--- Begin ---

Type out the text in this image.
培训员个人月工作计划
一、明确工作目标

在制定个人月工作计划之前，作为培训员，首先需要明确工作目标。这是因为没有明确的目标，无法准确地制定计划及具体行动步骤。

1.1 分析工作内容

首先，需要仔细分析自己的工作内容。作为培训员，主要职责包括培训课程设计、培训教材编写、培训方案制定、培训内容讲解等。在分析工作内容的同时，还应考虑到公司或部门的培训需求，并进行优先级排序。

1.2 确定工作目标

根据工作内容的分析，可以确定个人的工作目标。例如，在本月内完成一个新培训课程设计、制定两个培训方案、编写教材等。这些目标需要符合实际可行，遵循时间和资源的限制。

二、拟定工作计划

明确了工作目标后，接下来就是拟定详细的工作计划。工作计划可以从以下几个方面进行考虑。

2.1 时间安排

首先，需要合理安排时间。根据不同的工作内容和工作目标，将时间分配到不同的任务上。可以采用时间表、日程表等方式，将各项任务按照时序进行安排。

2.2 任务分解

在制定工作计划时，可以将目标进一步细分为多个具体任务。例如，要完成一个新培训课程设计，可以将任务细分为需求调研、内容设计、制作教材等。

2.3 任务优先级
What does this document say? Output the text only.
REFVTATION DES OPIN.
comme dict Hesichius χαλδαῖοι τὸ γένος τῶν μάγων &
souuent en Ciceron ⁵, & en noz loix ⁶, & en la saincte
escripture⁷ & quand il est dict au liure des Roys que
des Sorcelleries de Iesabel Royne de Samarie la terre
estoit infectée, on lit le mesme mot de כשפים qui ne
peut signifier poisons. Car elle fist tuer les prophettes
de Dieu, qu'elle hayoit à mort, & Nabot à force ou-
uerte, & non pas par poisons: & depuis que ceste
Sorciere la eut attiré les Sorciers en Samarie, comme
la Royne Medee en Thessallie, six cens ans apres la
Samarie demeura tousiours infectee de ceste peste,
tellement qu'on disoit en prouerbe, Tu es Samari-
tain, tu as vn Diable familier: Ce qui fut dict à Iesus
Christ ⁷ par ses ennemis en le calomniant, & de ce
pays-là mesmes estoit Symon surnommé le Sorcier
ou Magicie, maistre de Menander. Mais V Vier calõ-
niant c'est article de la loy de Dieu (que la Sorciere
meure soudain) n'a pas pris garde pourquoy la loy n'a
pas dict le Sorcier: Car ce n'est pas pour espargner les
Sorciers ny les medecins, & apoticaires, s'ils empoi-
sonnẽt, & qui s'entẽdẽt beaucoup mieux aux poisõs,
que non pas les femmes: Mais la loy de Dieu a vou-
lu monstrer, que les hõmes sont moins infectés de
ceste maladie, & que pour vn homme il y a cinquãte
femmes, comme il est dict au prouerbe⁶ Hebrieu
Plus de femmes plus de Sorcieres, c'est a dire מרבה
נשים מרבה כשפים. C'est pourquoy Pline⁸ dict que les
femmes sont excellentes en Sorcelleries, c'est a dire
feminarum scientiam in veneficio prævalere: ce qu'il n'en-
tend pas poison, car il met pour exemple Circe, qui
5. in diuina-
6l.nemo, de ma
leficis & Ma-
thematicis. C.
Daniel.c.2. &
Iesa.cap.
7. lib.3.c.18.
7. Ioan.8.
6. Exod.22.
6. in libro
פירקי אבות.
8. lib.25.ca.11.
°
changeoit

--- End ---

Task description: Return all the data above once more, precisely as given.

Task response:
Type out the text in this image.
培训员个人月工作计划
一、明确工作目标

在制定个人月工作计划之前，作为培训员，首先需要明确工作目标。这是因为没有明确的目标，无法准确地制定计划及具体行动步骤。

1.1 分析工作内容

首先，需要仔细分析自己的工作内容。作为培训员，主要职责包括培训课程设计、培训教材编写、培训方案制定、培训内容讲解等。在分析工作内容的同时，还应考虑到公司或部门的培训需求，并进行优先级排序。

1.2 确定工作目标

根据工作内容的分析，可以确定个人的工作目标。例如，在本月内完成一个新培训课程设计、制定两个培训方案、编写教材等。这些目标需要符合实际可行，遵循时间和资源的限制。

二、拟定工作计划

明确了工作目标后，接下来就是拟定详细的工作计划。工作计划可以从以下几个方面进行考虑。

2.1 时间安排

首先，需要合理安排时间。根据不同的工作内容和工作目标，将时间分配到不同的任务上。可以采用时间表、日程表等方式，将各项任务按照时序进行安排。

2.2 任务分解

在制定工作计划时，可以将目标进一步细分为多个具体任务。例如，要完成一个新培训课程设计，可以将任务细分为需求调研、内容设计、制作教材等。

2.3 任务优先级
What does this document say? Output the text only.
REFVTATION DES OPIN.
comme dict Hesichius χαλδαῖοι τὸ γένος τῶν μάγων &
souuent en Ciceron ⁵, & en noz loix ⁶, & en la saincte
escripture⁷ & quand il est dict au liure des Roys que
des Sorcelleries de Iesabel Royne de Samarie la terre
estoit infectée, on lit le mesme mot de כשפים qui ne
peut signifier poisons. Car elle fist tuer les prophettes
de Dieu, qu'elle hayoit à mort, & Nabot à force ou-
uerte, & non pas par poisons: & depuis que ceste
Sorciere la eut attiré les Sorciers en Samarie, comme
la Royne Medee en Thessallie, six cens ans apres la
Samarie demeura tousiours infectee de ceste peste,
tellement qu'on disoit en prouerbe, Tu es Samari-
tain, tu as vn Diable familier: Ce qui fut dict à Iesus
Christ ⁷ par ses ennemis en le calomniant, & de ce
pays-là mesmes estoit Symon surnommé le Sorcier
ou Magicie, maistre de Menander. Mais V Vier calõ-
niant c'est article de la loy de Dieu (que la Sorciere
meure soudain) n'a pas pris garde pourquoy la loy n'a
pas dict le Sorcier: Car ce n'est pas pour espargner les
Sorciers ny les medecins, & apoticaires, s'ils empoi-
sonnẽt, & qui s'entẽdẽt beaucoup mieux aux poisõs,
que non pas les femmes: Mais la loy de Dieu a vou-
lu monstrer, que les hõmes sont moins infectés de
ceste maladie, & que pour vn homme il y a cinquãte
femmes, comme il est dict au prouerbe⁶ Hebrieu
Plus de femmes plus de Sorcieres, c'est a dire מרבה
נשים מרבה כשפים. C'est pourquoy Pline⁸ dict que les
femmes sont excellentes en Sorcelleries, c'est a dire
feminarum scientiam in veneficio prævalere: ce qu'il n'en-
tend pas poison, car il met pour exemple Circe, qui
5. in diuina-
6l.nemo, de ma
leficis & Ma-
thematicis. C.
Daniel.c.2. &
Iesa.cap.
7. lib.3.c.18.
7. Ioan.8.
6. Exod.22.
6. in libro
פירקי אבות.
8. lib.25.ca.11.
°
changeoit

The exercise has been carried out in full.